== Dataset excerpts ==
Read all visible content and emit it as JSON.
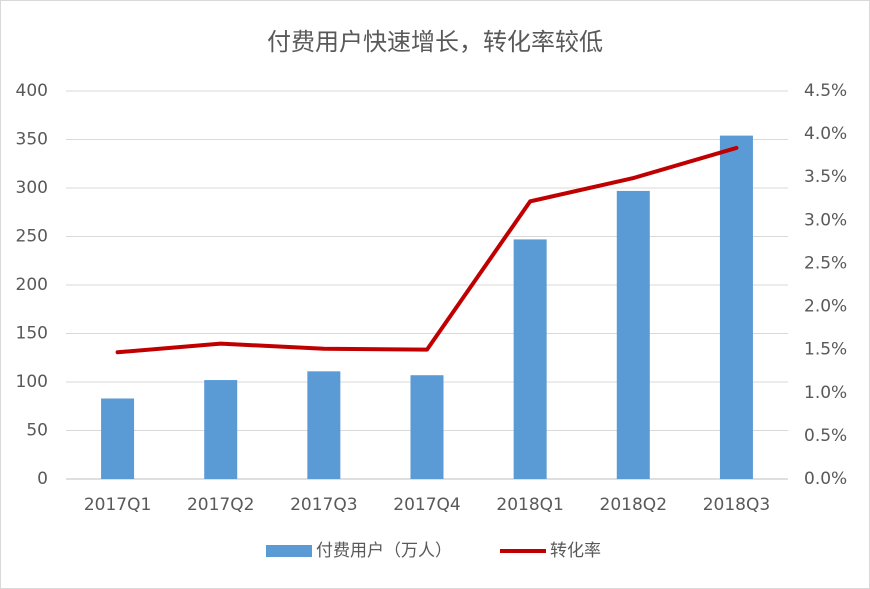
{
  "chart_data": {
    "type": "bar+line",
    "title": "付费用户快速增长，转化率较低",
    "categories": [
      "2017Q1",
      "2017Q2",
      "2017Q3",
      "2017Q4",
      "2018Q1",
      "2018Q2",
      "2018Q3"
    ],
    "series": [
      {
        "name": "付费用户（万人）",
        "type": "bar",
        "axis": "left",
        "color": "#5b9bd5",
        "values": [
          83,
          102,
          111,
          107,
          247,
          297,
          354
        ]
      },
      {
        "name": "转化率",
        "type": "line",
        "axis": "right",
        "color": "#c00000",
        "values": [
          1.47,
          1.57,
          1.51,
          1.5,
          3.22,
          3.49,
          3.84
        ]
      }
    ],
    "y_left": {
      "range": [
        0,
        400
      ],
      "ticks": [
        "0",
        "50",
        "100",
        "150",
        "200",
        "250",
        "300",
        "350",
        "400"
      ]
    },
    "y_right": {
      "range": [
        0,
        4.5
      ],
      "ticks": [
        "0.0%",
        "0.5%",
        "1.0%",
        "1.5%",
        "2.0%",
        "2.5%",
        "3.0%",
        "3.5%",
        "4.0%",
        "4.5%"
      ]
    },
    "grid": true,
    "legend_position": "bottom"
  }
}
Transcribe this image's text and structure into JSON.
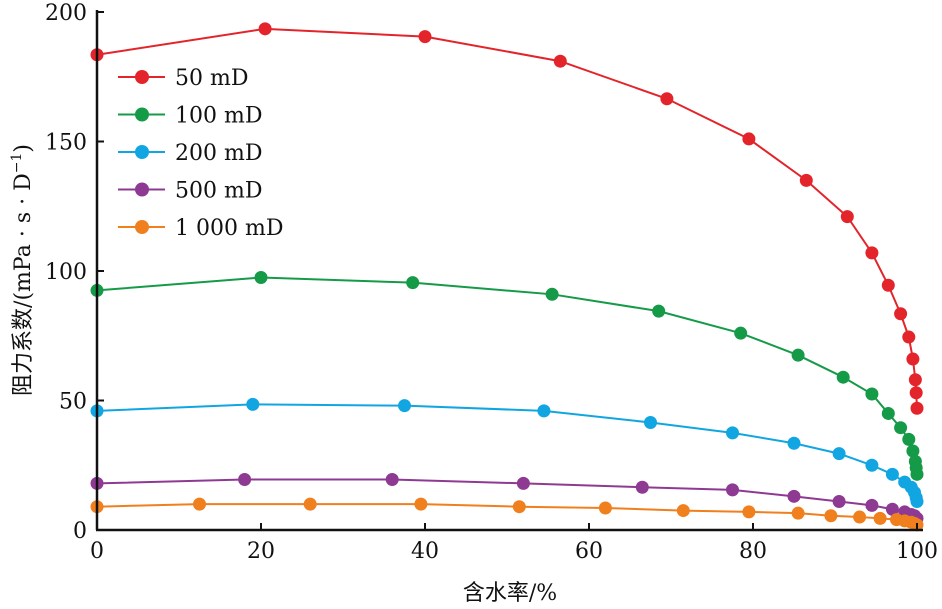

== What the exercise asks ==
Your task is to copy the entries in full and exactly, without any images.

== Exercise response ==
Read all visible content and emit it as JSON.
{
  "chart_data": {
    "type": "bar+line",
    "title": "付费用户快速增长，转化率较低",
    "categories": [
      "2017Q1",
      "2017Q2",
      "2017Q3",
      "2017Q4",
      "2018Q1",
      "2018Q2",
      "2018Q3"
    ],
    "series": [
      {
        "name": "付费用户（万人）",
        "type": "bar",
        "axis": "left",
        "color": "#5b9bd5",
        "values": [
          83,
          102,
          111,
          107,
          247,
          297,
          354
        ]
      },
      {
        "name": "转化率",
        "type": "line",
        "axis": "right",
        "color": "#c00000",
        "values": [
          1.47,
          1.57,
          1.51,
          1.5,
          3.22,
          3.49,
          3.84
        ]
      }
    ],
    "y_left": {
      "range": [
        0,
        400
      ],
      "ticks": [
        "0",
        "50",
        "100",
        "150",
        "200",
        "250",
        "300",
        "350",
        "400"
      ]
    },
    "y_right": {
      "range": [
        0,
        4.5
      ],
      "ticks": [
        "0.0%",
        "0.5%",
        "1.0%",
        "1.5%",
        "2.0%",
        "2.5%",
        "3.0%",
        "3.5%",
        "4.0%",
        "4.5%"
      ]
    },
    "grid": true,
    "legend_position": "bottom"
  }
}
Transcribe this image's text and structure into JSON.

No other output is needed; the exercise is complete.